◆ **YOUR INSTRUCTIONS**
Copy every line of the records below that holds the word "подпрограммы".

◆ **DATA SUPPLIED**
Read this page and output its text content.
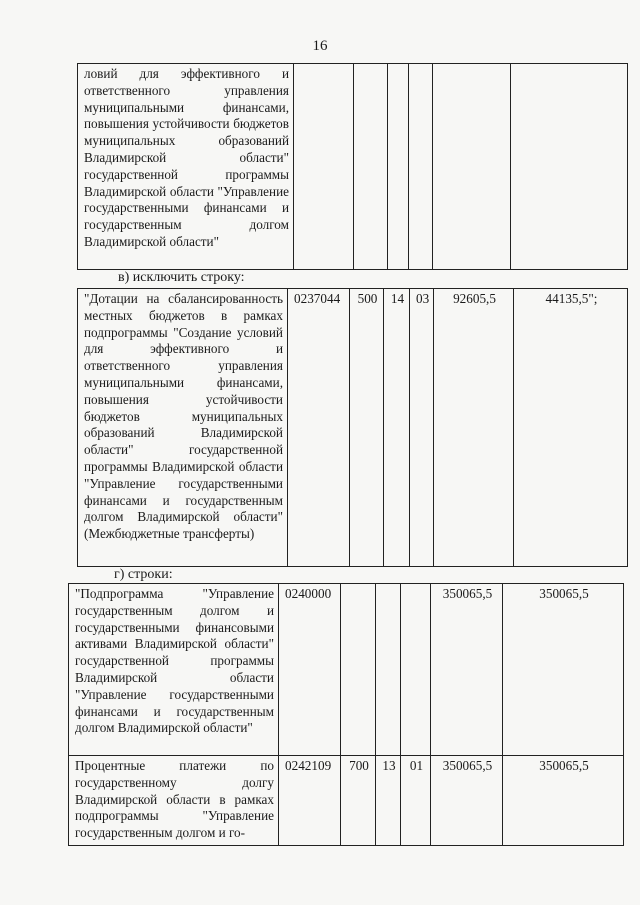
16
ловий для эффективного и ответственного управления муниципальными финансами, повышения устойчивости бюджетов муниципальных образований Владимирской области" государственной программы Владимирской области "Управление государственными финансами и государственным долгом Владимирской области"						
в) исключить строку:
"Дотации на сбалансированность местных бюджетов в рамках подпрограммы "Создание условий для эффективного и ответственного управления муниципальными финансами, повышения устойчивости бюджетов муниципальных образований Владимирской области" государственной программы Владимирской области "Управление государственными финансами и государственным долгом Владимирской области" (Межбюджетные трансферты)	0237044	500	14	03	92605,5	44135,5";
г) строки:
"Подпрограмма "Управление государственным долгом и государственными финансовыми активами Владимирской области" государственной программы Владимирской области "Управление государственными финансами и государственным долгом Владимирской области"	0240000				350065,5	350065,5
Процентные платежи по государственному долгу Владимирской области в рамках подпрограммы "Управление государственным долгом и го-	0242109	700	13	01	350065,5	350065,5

◆ **WRITTEN RESPONSE**
"Дотации на сбалансированность местных бюджетов в рамках подпрограммы "Создание условий для эффективного и ответственного управления муниципальными финансами, повышения устойчивости бюджетов муниципальных образований Владимирской области" государственной программы Владимирской области "Управление государственными финансами и государственным долгом Владимирской области" (Межбюджетные трансферты)	0237044	500	14	03	92605,5	44135,5";
Процентные платежи по государственному долгу Владимирской области в рамках подпрограммы "Управление государственным долгом и го-	0242109	700	13	01	350065,5	350065,5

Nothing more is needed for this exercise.